## REQUIRED TASK
Output, word for word, the passage of the text about the proxy fight at First Foundation from "Last October, he" up to and including "the fourth quarter.".

## TEXT PROVIDED
Cooper specializes in equity investments in regional banks, saying he's been involved in nine proxy battles in the last five years, winning such fights like **Codorus Valley Bancorp Inc.** (Nasdaq: CVLY) and **Republic First Bancorp Inc.** (Nasdaq: FRBK).

Last October, he noticed that First Foundation's loans to deposit ratios "jumped a ton" in the third quarter, going from 98.8% to 108.4% from the prior quarter. That ratio declined to103.5% in the fourth quarter.

When a bank issues more loans than its deposits, it may borrow from other lenders or the Federal Reserve, which can increase its costs.

Cooper also found that almost half of the bank's loan portfolio was for apartment complexes. Cooper said First Foundation hasn't disclosed how much of its multifamily sector has fixed-rate loans, which can squeeze a bank's profits in a rising interest rate environment.

"Their liquidity position was going the wrong way," Cooper said. "It became pretty clear that they have taken some oversized risks."

**Exec Turmoil**

After the recent third-quarter results, First Foundation President **David DePillo** resigned in November and his interim replacement, Chief Financial Officer **Kevin Thompson**, left later that same month. In December, **Lindsay Lawrence** resigned as chief operating officer.

**Christopher Naghibi**, who has served as chief credit officer at the bank since 2014, was named Chief Operating Officer of the bank in December. Additionally, **Hugo Nuño**, who has served as chief risk officer since 2012, was named chief banking officer, a newly created position.

"There is tremendous management turmoil," Cooper said. "That says to me something is not right with the management team."

First Foundation has issued its own press release rejecting Cooper's bid.

"Driver is running what we view as an opportunistic campaign while First Foundation is in the midst of a management transition and internal reorganization to optimize our workforce, identify the right talent for critical positions and realign First Foundation to best execute on behalf of our clients and stockholders," the company said.

**Hellish Podcasts**

Driver Management, which owns 327,000 shares, or less than 1% of First Foundation, wanted to name two directors to the 10-member board: **Allison Ball**, an investment partner at **Hanover Technology Investment Management**, and **Lila Flores**, a U.S. commercial leader for **Palantir Technologies Inc.**

Ball and Flores have a podcast called "Hell or High Ranch Water," which describes itself as "two badass babes and hilarious best friends" discussing "wild successes to total dumpster fires."

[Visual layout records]
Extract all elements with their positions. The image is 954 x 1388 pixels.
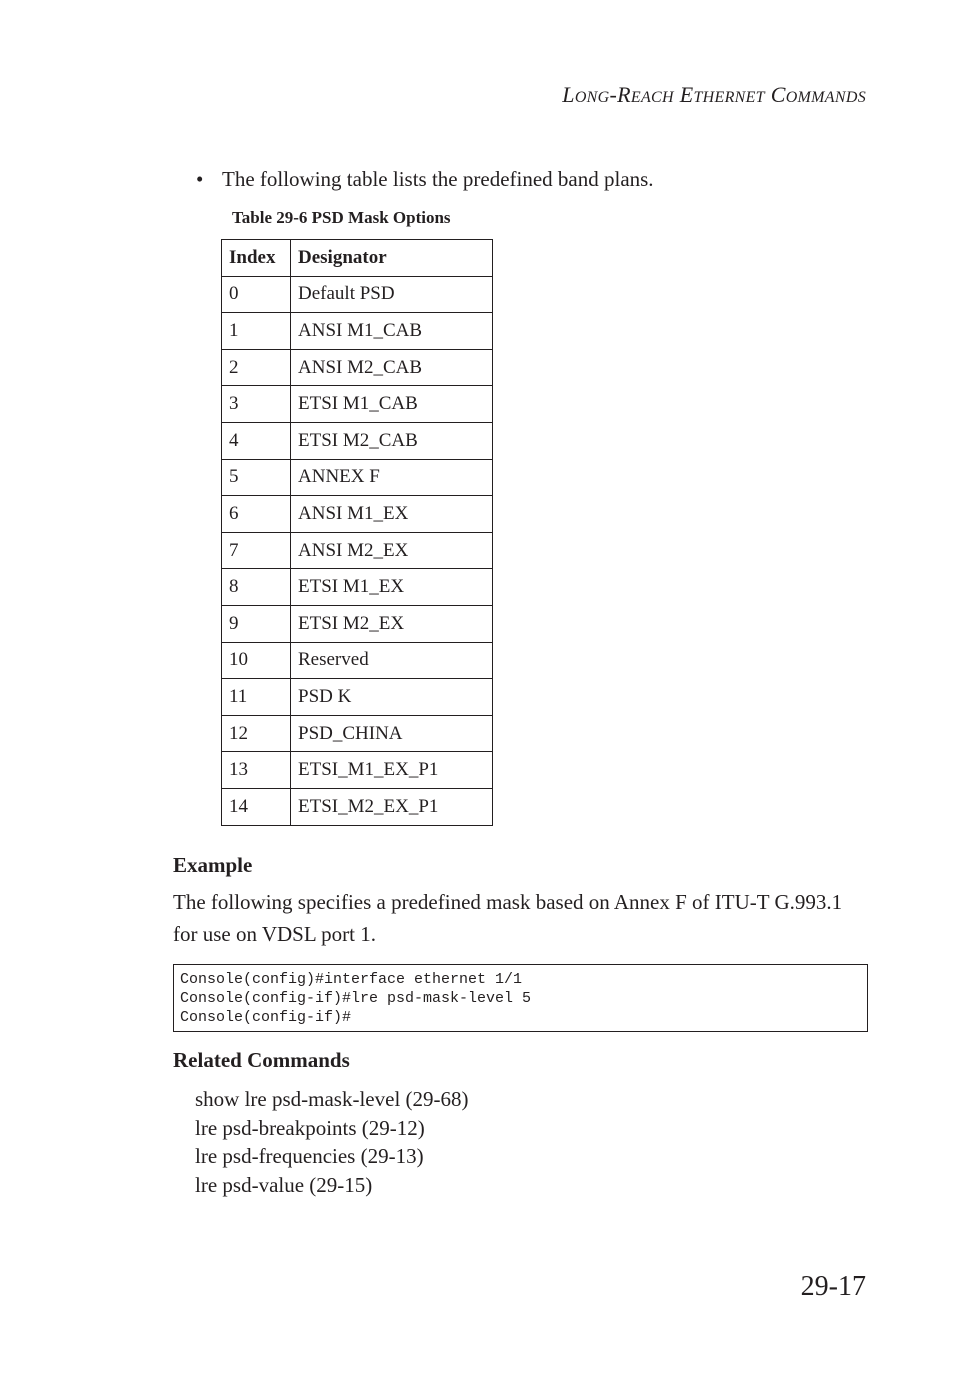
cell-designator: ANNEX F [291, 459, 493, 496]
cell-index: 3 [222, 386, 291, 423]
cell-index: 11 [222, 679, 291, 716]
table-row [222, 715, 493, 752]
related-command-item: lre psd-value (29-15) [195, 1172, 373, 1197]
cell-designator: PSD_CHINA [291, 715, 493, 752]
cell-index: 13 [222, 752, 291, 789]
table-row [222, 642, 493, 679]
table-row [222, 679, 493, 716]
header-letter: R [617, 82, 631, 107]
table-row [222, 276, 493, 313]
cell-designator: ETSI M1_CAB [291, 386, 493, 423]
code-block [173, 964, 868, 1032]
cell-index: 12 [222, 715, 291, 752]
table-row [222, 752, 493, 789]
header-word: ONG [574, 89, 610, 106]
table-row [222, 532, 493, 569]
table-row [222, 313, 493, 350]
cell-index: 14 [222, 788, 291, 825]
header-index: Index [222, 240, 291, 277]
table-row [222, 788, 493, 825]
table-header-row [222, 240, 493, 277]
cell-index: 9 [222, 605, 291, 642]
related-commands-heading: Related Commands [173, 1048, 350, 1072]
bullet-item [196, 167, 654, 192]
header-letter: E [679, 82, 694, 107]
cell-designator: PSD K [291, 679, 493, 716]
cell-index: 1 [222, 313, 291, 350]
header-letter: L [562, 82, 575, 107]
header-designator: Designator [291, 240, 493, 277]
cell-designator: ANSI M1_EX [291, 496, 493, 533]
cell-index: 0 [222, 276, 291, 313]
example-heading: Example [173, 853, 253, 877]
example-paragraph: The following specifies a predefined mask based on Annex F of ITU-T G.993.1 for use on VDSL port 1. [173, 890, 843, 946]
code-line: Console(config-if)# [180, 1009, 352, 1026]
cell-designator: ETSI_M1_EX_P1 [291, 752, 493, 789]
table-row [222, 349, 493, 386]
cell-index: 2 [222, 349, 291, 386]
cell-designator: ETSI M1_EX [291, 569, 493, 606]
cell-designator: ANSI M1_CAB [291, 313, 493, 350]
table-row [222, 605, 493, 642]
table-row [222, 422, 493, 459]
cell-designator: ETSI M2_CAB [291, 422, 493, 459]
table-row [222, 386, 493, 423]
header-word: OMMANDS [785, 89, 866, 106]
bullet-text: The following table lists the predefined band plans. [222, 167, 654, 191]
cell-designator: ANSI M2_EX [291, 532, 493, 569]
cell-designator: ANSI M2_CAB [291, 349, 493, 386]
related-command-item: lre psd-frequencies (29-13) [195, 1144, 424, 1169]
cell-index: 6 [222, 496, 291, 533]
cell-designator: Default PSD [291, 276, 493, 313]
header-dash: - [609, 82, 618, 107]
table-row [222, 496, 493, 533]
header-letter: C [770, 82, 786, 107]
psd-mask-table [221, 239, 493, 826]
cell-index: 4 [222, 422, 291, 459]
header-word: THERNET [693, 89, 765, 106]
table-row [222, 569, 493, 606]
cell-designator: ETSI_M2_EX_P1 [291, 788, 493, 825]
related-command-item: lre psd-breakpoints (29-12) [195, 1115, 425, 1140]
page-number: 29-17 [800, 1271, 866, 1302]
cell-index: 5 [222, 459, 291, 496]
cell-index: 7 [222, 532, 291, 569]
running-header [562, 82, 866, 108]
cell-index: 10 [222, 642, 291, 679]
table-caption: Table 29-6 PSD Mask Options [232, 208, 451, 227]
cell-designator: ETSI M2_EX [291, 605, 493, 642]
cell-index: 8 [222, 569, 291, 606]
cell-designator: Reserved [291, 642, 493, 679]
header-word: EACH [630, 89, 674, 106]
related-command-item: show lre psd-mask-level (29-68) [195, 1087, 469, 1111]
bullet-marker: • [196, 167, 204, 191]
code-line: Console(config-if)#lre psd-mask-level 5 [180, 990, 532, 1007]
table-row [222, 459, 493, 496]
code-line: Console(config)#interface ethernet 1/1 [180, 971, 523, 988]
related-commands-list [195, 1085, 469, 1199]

---

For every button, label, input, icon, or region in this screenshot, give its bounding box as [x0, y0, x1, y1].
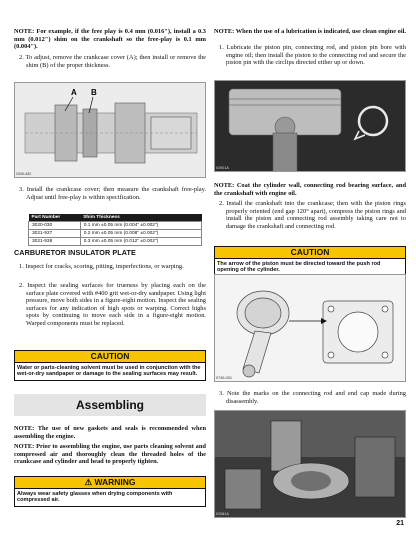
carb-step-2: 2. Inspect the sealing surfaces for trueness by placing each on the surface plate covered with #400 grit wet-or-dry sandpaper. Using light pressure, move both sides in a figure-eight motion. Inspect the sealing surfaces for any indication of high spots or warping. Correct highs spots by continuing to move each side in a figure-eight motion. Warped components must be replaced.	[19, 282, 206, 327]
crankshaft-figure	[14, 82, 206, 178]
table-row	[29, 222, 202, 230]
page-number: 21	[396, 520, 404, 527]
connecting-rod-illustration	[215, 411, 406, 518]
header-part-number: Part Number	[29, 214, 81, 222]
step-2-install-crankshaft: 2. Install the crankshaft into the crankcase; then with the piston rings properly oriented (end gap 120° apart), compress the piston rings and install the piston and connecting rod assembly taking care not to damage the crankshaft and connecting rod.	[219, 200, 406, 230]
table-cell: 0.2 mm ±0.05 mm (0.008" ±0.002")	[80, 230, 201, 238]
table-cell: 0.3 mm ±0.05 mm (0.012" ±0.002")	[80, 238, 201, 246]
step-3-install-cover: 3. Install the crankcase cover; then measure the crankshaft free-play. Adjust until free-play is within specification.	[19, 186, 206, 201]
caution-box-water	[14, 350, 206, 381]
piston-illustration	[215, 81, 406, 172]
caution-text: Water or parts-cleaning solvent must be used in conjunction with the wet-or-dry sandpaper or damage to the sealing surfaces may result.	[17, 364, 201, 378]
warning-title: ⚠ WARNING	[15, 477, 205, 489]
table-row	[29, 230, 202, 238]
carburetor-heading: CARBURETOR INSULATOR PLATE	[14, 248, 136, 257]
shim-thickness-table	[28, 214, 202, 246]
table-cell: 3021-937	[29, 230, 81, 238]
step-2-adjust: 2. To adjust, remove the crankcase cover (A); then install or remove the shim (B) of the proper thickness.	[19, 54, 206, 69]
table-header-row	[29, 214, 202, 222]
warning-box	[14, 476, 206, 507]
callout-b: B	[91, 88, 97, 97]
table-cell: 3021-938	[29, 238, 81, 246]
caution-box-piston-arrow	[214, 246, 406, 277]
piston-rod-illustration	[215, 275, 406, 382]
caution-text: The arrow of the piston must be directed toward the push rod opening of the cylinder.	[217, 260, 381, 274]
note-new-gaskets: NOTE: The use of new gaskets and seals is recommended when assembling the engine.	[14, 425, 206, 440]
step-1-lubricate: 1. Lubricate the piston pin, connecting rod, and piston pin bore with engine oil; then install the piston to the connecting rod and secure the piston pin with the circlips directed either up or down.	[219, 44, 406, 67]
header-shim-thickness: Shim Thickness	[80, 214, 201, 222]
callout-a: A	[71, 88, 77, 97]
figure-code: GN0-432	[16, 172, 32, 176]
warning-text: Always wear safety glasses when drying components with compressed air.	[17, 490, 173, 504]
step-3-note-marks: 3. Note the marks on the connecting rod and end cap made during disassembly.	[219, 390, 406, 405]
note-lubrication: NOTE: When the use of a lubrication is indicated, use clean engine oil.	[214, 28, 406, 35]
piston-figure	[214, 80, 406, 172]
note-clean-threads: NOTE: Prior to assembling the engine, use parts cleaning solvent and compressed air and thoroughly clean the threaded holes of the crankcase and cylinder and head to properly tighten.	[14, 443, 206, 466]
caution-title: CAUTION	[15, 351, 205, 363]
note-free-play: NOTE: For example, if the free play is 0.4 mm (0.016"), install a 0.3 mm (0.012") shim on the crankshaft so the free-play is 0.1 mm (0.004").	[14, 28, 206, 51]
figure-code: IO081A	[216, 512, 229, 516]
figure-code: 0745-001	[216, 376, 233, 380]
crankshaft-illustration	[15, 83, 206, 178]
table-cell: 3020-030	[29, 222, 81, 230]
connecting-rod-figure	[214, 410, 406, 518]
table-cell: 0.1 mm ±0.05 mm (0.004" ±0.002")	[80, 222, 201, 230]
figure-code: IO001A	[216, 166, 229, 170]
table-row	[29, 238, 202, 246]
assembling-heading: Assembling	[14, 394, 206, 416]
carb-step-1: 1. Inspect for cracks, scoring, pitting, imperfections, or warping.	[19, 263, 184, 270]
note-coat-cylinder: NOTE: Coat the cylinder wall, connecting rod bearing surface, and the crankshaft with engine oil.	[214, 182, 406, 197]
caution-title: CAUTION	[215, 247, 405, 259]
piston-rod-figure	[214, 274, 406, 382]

## SOLVED EXERCISE
Last October, he noticed that First Foundation's loans to deposit ratios "jumped a ton" in the third quarter, going from 98.8% to 108.4% from the prior quarter. That ratio declined to103.5% in the fourth quarter.